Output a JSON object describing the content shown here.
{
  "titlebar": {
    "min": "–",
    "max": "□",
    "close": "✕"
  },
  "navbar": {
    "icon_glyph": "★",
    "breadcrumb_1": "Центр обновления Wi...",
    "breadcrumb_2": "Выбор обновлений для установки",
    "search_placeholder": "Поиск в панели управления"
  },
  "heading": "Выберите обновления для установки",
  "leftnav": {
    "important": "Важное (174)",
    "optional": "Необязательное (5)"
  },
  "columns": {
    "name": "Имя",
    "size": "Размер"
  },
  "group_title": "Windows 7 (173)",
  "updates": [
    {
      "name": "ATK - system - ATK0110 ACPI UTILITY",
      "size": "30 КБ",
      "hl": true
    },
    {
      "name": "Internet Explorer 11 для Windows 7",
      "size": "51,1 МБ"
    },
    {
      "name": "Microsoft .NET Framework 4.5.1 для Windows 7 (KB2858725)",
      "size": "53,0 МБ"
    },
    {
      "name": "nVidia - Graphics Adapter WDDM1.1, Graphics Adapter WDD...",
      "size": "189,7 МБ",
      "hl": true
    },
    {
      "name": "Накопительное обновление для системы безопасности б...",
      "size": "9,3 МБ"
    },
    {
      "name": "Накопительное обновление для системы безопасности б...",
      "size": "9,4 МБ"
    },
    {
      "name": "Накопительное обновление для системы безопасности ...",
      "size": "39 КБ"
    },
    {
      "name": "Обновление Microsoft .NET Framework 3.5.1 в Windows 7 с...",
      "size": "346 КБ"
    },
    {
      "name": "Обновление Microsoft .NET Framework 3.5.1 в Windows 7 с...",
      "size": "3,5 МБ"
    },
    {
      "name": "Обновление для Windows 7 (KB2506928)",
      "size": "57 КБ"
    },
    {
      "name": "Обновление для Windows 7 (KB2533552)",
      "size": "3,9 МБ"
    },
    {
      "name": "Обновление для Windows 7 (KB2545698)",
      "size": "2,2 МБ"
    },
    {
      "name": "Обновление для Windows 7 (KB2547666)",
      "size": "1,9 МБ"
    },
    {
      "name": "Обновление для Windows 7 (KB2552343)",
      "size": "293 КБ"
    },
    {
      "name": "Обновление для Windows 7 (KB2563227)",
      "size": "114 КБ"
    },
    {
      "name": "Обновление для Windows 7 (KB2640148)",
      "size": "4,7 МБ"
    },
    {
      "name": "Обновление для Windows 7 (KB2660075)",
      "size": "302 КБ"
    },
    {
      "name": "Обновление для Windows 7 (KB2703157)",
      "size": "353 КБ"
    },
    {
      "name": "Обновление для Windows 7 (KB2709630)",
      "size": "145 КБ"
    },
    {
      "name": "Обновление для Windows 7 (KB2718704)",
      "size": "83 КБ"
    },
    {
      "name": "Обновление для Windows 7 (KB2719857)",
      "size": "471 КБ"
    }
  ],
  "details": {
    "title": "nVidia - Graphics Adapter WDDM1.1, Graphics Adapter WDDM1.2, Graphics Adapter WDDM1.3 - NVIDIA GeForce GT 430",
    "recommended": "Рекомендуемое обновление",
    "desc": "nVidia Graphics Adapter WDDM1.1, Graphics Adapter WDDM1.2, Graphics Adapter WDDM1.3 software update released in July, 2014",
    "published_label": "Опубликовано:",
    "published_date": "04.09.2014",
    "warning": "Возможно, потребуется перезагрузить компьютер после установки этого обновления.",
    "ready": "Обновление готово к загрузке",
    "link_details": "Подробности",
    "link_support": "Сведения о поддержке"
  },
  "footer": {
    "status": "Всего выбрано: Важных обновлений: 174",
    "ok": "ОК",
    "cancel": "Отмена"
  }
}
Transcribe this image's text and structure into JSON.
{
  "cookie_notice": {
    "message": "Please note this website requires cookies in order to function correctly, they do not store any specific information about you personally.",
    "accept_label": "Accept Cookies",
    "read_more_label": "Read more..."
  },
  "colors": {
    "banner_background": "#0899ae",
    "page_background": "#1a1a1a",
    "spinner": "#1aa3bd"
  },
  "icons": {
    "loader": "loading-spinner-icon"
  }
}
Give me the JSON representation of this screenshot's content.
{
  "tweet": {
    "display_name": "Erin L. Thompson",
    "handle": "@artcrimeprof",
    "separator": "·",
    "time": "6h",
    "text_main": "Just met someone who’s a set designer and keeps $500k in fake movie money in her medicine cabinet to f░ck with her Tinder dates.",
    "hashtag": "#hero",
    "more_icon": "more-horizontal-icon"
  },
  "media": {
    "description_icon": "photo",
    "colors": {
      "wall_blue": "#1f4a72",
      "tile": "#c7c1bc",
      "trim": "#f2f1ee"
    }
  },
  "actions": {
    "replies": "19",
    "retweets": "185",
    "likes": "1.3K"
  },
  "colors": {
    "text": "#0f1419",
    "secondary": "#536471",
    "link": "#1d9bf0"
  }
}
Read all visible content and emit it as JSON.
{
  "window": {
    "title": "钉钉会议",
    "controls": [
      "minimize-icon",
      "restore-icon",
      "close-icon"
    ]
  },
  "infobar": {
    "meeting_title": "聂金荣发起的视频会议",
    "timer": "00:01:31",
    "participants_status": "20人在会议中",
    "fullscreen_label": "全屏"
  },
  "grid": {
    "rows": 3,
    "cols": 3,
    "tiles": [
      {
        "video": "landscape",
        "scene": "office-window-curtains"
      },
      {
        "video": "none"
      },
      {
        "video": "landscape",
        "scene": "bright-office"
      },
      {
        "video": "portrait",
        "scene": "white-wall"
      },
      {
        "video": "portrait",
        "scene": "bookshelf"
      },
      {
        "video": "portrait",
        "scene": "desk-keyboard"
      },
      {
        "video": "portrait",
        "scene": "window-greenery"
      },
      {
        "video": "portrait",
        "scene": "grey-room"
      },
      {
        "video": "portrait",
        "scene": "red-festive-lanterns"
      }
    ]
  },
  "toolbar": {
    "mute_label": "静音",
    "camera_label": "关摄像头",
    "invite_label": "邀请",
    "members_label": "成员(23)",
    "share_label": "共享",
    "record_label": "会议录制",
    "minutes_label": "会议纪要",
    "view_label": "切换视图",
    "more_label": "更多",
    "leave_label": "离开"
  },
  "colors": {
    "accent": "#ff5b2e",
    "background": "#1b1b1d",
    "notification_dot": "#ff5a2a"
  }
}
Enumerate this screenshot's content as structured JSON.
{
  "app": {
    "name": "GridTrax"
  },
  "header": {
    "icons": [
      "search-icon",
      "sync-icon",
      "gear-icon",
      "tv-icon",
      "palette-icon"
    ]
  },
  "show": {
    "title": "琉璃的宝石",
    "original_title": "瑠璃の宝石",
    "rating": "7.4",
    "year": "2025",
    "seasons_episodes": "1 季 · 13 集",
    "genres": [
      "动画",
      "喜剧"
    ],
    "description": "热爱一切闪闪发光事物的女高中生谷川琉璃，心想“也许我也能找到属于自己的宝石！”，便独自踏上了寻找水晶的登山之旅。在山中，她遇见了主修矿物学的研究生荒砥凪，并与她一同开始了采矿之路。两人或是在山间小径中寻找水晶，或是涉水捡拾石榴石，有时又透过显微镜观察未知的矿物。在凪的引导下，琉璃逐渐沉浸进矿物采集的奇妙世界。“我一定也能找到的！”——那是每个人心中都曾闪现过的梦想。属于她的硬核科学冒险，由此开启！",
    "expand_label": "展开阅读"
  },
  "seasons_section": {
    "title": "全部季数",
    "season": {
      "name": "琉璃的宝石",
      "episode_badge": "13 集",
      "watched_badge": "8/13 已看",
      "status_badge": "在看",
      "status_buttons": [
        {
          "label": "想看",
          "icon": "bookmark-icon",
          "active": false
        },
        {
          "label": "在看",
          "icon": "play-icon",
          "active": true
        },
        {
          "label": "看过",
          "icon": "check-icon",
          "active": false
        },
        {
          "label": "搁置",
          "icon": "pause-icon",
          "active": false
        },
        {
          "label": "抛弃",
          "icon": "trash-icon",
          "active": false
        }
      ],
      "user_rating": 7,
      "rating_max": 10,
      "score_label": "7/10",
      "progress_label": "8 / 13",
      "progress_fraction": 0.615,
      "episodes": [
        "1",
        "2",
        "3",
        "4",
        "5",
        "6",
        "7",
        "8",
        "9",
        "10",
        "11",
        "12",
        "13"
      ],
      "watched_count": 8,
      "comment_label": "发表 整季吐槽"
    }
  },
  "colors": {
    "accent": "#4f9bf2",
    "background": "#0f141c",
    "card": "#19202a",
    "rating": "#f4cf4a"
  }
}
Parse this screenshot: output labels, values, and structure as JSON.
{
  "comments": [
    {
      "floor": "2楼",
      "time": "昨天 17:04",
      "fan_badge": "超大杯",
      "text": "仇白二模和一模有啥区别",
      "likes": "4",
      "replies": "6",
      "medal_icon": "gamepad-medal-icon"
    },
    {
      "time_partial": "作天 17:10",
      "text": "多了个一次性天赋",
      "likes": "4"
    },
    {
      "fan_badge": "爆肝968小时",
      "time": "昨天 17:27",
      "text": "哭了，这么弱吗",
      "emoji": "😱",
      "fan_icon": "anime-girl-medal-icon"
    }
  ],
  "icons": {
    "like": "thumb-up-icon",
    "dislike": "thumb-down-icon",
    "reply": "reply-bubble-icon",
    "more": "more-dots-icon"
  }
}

### TASK TO COMPLETE
Copy out each line of the data containing the string "this".

### SOLUTION
Transcribe this image's text and structure into JSON.
    "message": "Please note this website requires cookies in order to function correctly, they do not store any specific information about you personally.",
Give me the JSON representation of this screenshot's content.
Enumerate this screenshot's content as structured JSON.
Parse this screenshot: output labels, values, and structure as JSON.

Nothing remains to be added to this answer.